_Ausgangstext_:
---+---
Rottenburg

Trotz Verschiebung mausert sich Konzert zum Erfolg

von Marly Scharnowski

Rottenburg-Bad Niedernau. Der Erfolg vom letzten Jahr war Ansporn, wieder eine Rock-Nacht zu veranstalten. Mit viel Liebe zum Detail, wurden Bands eingeladen, Licht, Illuminationen, Sitzmöglichkeiten und,  wenn das Wetter nicht mitmacht, ein Zelt und überdachte Unterstände aufgebaut, Leitungen gelegt und für ausreichend Essen und Getränke gesorgt. Das Wetter machte nicht mit, es goss aus Kübeln. Die Veranstalter, die Gemeinde und der Förderverein, waren über diese Entwicklung nicht glücklich, sie verfielen allerdings nicht in Lethargie, im Gegenteil: Mails, Smartphones und Telefone wurden zu Höchstleistungen angespornt.

Der Ersatztermin, am Sonntag ab 11 Uhr Frühschoppen und ab 14 Uhr die Bands, bekam einen enormen Zulauf, viele Menschen, die am Abend nicht gekommen wären, haben die Veranstaltung am Sonntag mit viel Begeisterung und guter Laune unterstützt. Das zeigt sich auch daran, dass es bereits um 16 Uhr weder Kuchen noch etwas vom Grill zu essen gab.

Ortsvorsteher Wolfgang Merz zeigte sich in bester Laune. Auf die Frage nach dem Samstagabend gab er zu, erstaunt gewesen zu sein, dass sich im Laufe des Abends etwa 100 Personen eingefunden haben; am Sonntag dürfte es mehr als das Doppelte oder Dreifache gewesen sein. 

Die Bad Moon Band machte den Anfang, sie bekam viel Applaus, selbst nach 22 Titeln durfte sie nicht von der Bühne, es wurden immer wieder Zugaben gefordert, was für ihre Musik spricht.
---+---
_Arbeitsauftrag 1_:
Ab wann spielten am Ersatztermin laut dem Bericht über die Rock-Nacht in Bad Niedernau die Bands?
_Arbeitsauftrag 2_:
Nimm den Bericht über die Rock-Nacht in Bad Niedernau nach seinem letzten Satz auf und schreib ihn weiter.
Die Einträge braucht man hierfür nicht.

_Bereitgestellte Daten_:
---+---
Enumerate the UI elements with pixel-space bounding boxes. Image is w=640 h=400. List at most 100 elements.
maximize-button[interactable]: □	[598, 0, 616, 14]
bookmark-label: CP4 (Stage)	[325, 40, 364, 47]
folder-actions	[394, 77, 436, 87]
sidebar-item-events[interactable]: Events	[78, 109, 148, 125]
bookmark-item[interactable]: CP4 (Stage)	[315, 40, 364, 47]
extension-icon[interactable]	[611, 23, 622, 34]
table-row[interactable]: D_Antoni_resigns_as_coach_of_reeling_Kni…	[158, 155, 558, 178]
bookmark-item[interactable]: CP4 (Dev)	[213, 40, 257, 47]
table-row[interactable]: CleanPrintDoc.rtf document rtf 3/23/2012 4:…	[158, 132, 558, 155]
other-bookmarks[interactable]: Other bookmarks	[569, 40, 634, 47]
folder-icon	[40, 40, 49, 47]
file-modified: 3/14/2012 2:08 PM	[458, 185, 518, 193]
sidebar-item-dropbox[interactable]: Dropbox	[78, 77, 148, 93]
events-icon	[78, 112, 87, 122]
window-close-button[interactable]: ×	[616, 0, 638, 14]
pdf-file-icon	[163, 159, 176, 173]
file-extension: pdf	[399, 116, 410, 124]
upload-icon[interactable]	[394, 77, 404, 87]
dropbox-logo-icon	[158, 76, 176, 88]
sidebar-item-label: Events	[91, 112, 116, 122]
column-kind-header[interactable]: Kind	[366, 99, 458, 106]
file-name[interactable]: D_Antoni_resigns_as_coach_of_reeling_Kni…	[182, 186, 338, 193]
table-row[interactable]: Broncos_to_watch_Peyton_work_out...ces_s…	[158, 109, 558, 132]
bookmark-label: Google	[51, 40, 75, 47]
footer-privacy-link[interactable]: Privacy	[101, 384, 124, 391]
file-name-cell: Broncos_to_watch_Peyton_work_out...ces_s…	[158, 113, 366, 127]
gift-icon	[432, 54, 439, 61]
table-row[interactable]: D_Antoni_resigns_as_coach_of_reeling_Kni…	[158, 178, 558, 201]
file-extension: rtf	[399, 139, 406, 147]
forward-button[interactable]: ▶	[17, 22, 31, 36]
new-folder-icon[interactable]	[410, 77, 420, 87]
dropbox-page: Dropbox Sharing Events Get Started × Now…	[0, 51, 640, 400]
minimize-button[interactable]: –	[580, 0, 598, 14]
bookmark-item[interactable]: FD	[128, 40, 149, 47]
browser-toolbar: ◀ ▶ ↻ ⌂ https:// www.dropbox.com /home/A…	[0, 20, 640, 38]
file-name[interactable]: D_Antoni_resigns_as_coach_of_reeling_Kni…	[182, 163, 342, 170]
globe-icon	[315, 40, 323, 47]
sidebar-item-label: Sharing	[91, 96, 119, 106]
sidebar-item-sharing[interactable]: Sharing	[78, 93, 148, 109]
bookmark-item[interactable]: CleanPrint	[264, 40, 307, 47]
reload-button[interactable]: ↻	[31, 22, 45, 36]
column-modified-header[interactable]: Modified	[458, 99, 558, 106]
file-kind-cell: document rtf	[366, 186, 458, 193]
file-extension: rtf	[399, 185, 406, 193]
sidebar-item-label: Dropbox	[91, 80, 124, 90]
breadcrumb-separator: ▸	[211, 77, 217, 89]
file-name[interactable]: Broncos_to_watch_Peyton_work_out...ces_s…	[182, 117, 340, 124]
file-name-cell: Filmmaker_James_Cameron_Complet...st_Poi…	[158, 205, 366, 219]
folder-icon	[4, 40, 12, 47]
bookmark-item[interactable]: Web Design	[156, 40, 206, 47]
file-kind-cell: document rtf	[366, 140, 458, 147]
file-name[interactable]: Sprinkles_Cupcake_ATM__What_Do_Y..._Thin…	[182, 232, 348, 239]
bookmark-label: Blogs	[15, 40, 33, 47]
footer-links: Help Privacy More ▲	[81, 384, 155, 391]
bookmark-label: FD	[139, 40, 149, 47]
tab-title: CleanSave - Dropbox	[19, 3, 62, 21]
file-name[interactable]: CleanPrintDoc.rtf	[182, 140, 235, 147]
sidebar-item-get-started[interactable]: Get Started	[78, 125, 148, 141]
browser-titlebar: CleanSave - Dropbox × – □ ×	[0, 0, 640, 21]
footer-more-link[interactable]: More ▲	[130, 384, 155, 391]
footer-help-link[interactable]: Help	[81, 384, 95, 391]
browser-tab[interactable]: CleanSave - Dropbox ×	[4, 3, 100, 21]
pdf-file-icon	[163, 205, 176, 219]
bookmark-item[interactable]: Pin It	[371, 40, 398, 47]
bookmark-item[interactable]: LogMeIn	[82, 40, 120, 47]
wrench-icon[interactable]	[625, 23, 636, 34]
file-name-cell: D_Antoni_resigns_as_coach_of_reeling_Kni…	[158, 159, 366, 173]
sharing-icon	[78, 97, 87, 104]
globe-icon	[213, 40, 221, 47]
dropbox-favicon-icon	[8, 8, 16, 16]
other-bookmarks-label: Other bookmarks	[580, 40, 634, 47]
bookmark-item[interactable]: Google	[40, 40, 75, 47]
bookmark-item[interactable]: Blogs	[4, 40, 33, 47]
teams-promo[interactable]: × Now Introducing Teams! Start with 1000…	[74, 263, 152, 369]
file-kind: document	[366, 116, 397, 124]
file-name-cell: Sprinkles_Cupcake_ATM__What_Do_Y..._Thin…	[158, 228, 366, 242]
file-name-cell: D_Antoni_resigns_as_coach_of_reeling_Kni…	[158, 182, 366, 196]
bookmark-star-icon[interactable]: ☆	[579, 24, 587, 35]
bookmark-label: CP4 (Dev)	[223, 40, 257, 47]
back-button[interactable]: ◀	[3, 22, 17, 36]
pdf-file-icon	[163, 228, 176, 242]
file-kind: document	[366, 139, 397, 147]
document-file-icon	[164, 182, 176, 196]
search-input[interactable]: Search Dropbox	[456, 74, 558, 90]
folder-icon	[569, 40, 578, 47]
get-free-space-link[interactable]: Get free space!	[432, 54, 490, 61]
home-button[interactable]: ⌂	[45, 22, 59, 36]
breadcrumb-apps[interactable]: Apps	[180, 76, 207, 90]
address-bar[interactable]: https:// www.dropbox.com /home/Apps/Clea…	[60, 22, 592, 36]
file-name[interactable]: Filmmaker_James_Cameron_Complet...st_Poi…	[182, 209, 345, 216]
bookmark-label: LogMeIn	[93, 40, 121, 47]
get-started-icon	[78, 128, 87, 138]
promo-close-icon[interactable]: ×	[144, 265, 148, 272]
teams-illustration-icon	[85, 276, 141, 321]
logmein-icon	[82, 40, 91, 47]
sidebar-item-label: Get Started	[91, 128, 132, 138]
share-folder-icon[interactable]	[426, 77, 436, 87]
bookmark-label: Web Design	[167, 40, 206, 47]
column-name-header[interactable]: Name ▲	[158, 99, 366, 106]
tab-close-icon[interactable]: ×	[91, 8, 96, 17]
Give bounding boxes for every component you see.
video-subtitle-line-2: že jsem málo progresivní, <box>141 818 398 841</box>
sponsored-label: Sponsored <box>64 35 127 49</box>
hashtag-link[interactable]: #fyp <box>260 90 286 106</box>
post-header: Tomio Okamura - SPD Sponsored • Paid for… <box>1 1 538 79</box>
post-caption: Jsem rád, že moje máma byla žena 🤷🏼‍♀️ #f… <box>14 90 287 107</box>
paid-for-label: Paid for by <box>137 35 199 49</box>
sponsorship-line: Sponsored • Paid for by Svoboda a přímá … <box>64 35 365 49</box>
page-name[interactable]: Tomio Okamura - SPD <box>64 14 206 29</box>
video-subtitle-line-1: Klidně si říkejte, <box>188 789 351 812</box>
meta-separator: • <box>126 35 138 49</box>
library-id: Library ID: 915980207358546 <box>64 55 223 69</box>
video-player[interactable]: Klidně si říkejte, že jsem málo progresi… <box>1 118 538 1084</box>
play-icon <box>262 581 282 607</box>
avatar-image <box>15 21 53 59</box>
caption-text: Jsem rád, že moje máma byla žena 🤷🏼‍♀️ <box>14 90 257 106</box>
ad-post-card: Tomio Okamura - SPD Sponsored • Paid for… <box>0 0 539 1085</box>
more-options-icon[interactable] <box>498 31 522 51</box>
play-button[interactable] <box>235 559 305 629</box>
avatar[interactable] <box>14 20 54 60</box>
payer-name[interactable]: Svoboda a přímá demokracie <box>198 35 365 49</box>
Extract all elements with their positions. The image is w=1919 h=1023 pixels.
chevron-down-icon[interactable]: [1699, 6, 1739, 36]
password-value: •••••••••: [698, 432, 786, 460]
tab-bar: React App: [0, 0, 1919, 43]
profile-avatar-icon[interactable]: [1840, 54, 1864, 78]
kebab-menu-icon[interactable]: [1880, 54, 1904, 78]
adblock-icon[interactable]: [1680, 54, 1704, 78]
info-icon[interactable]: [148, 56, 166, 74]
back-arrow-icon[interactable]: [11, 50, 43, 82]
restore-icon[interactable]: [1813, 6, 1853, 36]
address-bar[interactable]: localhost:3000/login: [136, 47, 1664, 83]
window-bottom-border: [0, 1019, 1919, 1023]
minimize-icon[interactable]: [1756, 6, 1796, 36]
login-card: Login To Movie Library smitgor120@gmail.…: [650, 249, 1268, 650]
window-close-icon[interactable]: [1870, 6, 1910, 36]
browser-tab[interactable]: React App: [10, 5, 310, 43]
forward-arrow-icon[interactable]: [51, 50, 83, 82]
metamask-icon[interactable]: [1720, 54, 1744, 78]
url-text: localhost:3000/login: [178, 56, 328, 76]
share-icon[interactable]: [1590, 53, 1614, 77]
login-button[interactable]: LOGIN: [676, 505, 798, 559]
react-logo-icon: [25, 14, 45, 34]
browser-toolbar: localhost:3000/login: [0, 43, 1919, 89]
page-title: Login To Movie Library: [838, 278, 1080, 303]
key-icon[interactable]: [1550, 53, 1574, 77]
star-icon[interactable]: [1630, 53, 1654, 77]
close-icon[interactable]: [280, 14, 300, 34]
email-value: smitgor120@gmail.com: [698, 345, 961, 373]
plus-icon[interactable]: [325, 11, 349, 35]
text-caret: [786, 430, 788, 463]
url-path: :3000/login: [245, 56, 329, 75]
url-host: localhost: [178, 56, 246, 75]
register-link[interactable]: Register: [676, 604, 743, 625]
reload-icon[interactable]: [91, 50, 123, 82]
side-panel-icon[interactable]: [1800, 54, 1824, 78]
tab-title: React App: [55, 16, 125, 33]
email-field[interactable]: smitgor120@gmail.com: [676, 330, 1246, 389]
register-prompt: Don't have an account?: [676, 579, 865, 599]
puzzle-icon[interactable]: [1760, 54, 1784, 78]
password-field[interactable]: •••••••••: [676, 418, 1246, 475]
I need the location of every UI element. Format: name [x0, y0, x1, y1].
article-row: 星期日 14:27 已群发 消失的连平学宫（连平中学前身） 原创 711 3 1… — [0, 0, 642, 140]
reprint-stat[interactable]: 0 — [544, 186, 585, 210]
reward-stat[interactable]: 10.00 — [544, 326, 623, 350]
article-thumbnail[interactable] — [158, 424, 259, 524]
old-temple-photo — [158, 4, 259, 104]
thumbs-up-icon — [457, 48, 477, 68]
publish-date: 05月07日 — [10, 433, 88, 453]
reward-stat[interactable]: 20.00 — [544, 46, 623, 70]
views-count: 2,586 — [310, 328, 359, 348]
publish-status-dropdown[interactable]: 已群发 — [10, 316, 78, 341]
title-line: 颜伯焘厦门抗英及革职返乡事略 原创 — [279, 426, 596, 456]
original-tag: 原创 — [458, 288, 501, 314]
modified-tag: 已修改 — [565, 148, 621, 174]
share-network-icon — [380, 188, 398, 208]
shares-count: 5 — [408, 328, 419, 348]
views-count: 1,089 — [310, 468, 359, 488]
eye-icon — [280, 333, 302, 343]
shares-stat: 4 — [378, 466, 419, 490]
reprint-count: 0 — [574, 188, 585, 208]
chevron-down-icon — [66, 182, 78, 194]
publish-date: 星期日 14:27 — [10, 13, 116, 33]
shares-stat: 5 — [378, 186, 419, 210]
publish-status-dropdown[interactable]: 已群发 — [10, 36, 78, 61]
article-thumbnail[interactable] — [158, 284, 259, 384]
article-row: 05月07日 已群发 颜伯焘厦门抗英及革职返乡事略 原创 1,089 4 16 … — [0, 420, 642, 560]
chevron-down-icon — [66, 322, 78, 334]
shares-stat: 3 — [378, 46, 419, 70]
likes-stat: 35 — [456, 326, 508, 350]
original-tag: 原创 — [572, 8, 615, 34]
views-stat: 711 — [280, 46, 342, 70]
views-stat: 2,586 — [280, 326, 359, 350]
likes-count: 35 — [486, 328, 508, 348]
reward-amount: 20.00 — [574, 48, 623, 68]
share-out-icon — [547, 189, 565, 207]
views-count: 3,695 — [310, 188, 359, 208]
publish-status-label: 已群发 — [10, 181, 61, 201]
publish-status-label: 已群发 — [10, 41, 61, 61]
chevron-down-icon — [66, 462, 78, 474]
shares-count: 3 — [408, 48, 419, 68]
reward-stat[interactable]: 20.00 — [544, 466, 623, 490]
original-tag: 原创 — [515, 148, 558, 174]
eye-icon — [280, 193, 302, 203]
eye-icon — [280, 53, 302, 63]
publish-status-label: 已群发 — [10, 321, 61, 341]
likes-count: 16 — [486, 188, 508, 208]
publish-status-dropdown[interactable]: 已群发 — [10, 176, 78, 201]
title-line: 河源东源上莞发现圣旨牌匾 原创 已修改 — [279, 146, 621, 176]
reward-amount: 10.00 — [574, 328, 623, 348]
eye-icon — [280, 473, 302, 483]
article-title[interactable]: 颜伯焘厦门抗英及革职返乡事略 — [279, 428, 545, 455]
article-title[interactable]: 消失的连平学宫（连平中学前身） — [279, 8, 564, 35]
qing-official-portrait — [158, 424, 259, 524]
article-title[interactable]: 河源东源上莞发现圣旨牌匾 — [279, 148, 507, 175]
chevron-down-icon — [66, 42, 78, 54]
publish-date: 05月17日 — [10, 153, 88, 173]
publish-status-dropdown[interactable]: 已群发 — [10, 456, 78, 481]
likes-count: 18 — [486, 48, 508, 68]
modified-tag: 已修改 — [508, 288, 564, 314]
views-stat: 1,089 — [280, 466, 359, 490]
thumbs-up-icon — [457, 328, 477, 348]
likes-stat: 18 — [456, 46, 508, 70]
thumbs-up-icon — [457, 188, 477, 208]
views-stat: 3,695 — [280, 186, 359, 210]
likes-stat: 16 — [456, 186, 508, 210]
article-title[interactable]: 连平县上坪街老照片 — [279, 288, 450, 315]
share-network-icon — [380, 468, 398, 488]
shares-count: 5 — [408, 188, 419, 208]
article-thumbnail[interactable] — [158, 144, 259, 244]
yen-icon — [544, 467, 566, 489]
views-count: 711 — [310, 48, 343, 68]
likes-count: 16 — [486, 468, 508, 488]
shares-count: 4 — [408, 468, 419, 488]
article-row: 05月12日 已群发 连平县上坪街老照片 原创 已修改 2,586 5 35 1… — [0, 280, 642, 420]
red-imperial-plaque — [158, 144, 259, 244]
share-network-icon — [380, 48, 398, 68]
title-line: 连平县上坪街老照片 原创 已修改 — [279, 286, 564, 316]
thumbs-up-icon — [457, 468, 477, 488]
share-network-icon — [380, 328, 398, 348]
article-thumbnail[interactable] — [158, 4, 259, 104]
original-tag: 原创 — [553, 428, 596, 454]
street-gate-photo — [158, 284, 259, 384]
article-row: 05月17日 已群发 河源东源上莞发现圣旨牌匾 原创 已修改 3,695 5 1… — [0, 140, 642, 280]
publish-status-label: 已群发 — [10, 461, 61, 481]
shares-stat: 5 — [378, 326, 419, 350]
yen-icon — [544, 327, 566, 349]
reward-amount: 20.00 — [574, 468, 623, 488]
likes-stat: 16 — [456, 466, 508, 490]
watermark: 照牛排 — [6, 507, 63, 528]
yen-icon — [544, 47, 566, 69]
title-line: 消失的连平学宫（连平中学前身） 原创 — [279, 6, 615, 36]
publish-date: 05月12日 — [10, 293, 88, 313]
---+---
_Antwortfeld 1_:
Ab 14 Uhr.

_Antwortfeld 2_:
Die Gruppe No Age Limit schloss sich an, die "Jungs" legten fetzigen Rock und Blues auf die Bühne. Das Repertoire dieser Gruppe reicht nicht nur in Richtung Beatles, Rolling Stones, Dire Straits, Santana, Eric Clapton, Deep Purple und Gary Moore, sondern darüber hinaus. Eine Stunde  unterhielten sie vortrefflich. Und nicht nur die "mittelalten" Besucher begannen die Hüften zu schwingen, auch die Jugend bewegte sich zum Rhythmus.

Der Name No Age Limit ist gerechtfertigt, die Musiker kennen sich teilweise schon seit 1965 aus der Schülerband. Viel verdienter Applaus für eine Stunde voller Power.

Die Band Cat-River-Dogs setzten mit ihrer Musik ebenfalls voller Vehemenz nach, Frontmann Michael Eggenweiler mit Band ließen vor allem die Herzen der Hard-Rock-Fans höher schlagen. Auch hier gab es, viel verdienten Applaus.

Es war ein gelungenes Fest, ohne Komplikationen, wenn auch der Erst-Termin im wahrsten Sinne des Wortes ins Wasser fiel. Ortsvorsteher Merz war glücklich, mit so viel Zulauf hatte niemand gerechnet. Dies zeige laut Merz: "Der Bürger sucht Nähe zum Bürger – wir sind stolz darauf, dass wir in Bad Niedernau so eine gute und gesunde Gemeinschaft haben."